## Material for this exercise

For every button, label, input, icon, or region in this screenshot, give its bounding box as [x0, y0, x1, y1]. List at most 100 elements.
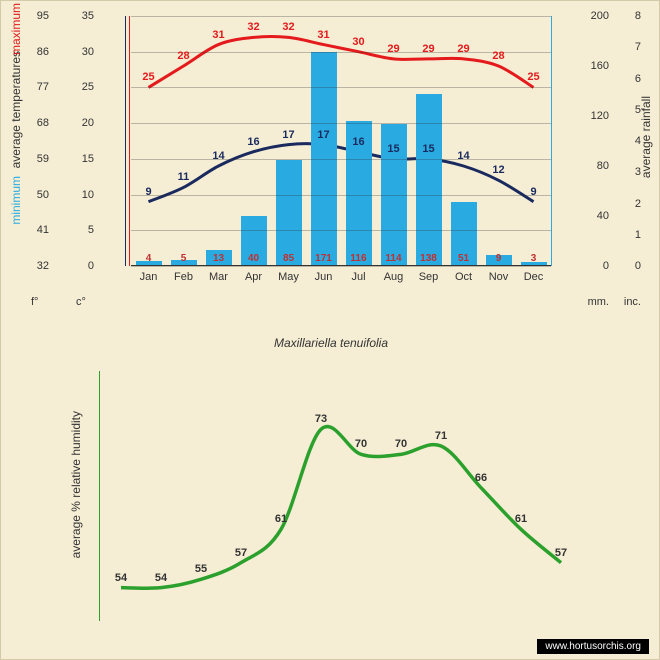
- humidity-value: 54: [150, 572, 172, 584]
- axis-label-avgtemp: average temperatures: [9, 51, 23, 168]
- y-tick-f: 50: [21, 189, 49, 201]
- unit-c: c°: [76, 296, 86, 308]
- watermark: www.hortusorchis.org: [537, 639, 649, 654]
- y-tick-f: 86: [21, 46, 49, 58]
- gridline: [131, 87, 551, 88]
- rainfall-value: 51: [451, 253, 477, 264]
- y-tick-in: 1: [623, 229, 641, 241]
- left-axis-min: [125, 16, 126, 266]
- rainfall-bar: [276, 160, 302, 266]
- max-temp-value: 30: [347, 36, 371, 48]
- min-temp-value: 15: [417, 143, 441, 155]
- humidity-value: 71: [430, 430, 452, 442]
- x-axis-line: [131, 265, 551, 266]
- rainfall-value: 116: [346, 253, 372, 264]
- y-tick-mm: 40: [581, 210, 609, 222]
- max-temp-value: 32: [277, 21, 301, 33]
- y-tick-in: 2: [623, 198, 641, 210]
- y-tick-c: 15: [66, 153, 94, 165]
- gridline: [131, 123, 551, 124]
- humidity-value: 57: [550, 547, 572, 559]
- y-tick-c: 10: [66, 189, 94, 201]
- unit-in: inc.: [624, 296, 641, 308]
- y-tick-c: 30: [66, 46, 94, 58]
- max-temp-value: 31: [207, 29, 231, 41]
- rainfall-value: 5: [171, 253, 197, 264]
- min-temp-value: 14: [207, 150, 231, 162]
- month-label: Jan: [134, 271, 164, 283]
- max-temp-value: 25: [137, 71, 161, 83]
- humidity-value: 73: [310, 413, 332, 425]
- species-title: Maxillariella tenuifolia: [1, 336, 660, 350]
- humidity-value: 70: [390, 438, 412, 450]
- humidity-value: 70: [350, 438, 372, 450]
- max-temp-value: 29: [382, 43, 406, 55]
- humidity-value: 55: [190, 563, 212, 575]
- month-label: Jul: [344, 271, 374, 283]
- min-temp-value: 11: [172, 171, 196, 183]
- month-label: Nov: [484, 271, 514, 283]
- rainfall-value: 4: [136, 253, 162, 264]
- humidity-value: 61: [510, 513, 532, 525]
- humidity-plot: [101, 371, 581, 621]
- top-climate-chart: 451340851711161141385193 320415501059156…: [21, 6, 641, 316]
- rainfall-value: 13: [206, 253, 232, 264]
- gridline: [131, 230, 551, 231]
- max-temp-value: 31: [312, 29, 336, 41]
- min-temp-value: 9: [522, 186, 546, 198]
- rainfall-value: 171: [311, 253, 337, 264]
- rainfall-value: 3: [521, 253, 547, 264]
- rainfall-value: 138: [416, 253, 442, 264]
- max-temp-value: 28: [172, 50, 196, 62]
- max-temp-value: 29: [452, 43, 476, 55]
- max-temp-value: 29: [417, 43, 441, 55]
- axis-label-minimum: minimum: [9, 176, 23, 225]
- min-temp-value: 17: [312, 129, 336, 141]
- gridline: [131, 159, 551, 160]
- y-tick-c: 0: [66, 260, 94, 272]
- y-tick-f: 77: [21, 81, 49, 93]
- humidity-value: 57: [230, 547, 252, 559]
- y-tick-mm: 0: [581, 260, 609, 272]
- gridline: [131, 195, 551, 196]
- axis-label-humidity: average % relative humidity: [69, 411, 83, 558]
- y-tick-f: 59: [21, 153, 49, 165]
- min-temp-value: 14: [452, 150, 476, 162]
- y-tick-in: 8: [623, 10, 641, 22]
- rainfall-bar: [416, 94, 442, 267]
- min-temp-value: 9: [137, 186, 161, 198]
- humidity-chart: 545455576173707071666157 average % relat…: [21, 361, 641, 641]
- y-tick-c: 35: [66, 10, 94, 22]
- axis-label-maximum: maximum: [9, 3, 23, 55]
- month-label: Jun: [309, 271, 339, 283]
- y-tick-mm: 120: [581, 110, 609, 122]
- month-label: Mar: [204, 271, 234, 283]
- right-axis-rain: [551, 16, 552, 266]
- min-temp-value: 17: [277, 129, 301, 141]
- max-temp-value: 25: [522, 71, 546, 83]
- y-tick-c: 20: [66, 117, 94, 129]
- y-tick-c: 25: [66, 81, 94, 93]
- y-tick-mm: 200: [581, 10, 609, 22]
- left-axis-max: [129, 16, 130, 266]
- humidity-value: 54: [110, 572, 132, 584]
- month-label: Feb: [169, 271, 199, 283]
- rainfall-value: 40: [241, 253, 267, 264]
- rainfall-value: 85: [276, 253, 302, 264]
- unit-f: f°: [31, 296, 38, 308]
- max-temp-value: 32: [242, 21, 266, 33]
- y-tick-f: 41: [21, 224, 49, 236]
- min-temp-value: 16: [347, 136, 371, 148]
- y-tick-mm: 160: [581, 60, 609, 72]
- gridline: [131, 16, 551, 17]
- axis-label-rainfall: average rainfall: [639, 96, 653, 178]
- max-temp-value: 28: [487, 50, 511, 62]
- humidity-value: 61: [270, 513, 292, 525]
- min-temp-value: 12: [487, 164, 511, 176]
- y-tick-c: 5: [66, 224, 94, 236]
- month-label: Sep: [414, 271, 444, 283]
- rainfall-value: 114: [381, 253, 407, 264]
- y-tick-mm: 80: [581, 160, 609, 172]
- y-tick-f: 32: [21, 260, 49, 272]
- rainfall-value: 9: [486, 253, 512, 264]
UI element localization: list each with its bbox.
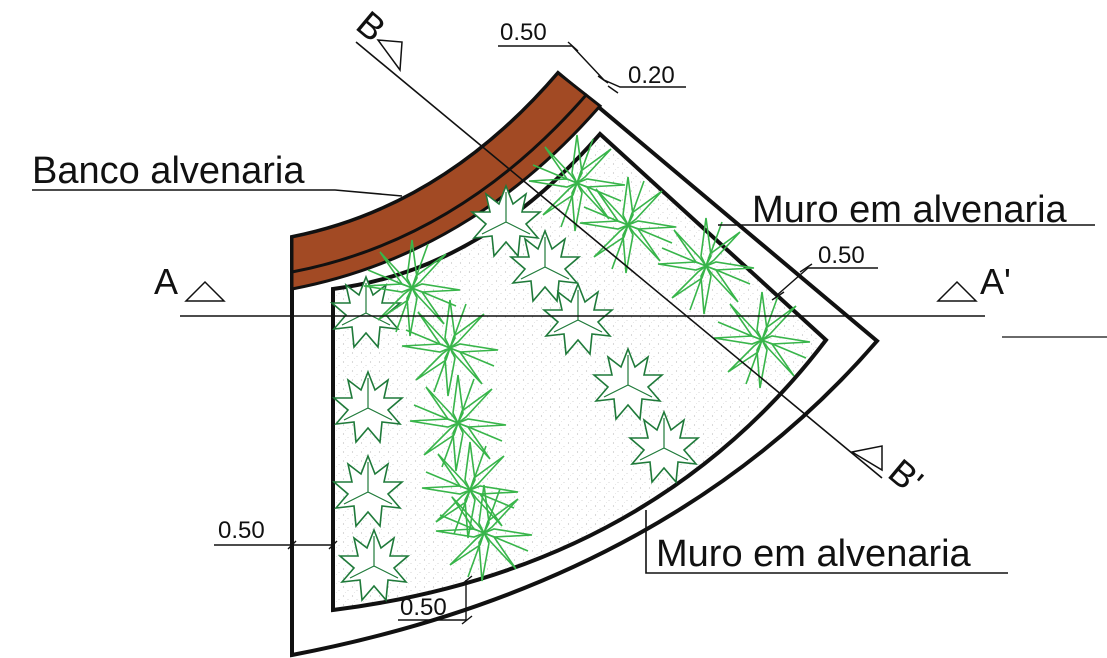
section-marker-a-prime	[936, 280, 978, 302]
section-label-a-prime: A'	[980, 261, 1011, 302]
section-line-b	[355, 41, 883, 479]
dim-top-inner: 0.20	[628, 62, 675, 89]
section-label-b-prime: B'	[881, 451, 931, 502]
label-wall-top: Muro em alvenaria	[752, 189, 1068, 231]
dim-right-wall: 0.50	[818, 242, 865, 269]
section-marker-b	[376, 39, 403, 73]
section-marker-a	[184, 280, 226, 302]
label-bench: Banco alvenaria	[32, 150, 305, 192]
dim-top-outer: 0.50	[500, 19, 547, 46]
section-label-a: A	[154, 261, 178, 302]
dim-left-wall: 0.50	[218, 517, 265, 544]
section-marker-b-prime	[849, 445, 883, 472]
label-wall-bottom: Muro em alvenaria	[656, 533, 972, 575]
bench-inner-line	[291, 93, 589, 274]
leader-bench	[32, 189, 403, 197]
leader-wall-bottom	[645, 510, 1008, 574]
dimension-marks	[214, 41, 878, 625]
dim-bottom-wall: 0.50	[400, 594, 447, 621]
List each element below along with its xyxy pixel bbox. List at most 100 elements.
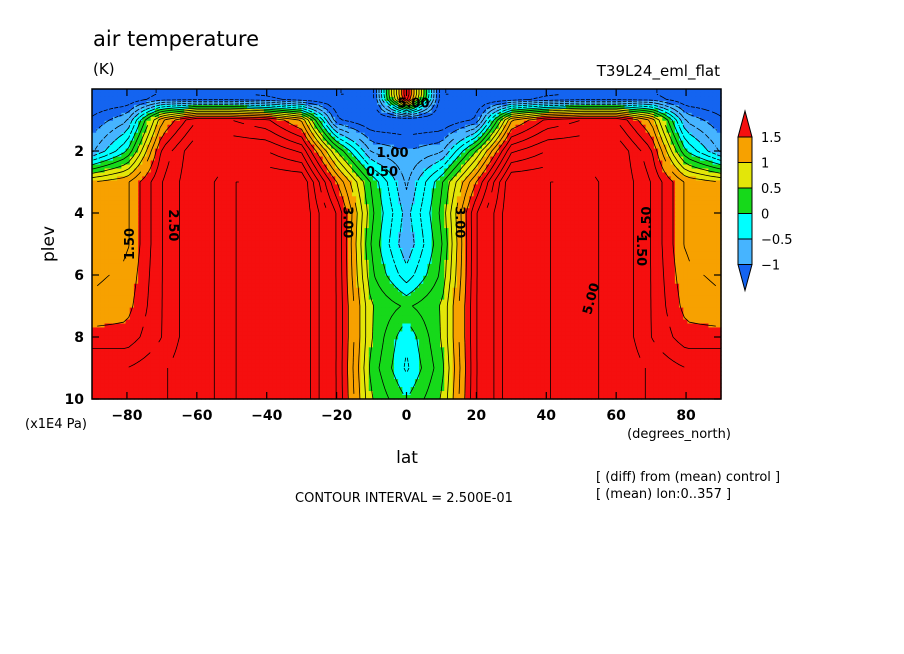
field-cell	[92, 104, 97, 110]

## What is expected
List every line above that contains the string "leader", matching its case exactly.

## Output for this exercise
leader-bench	[32, 189, 403, 197]
leader-wall-bottom	[645, 510, 1008, 574]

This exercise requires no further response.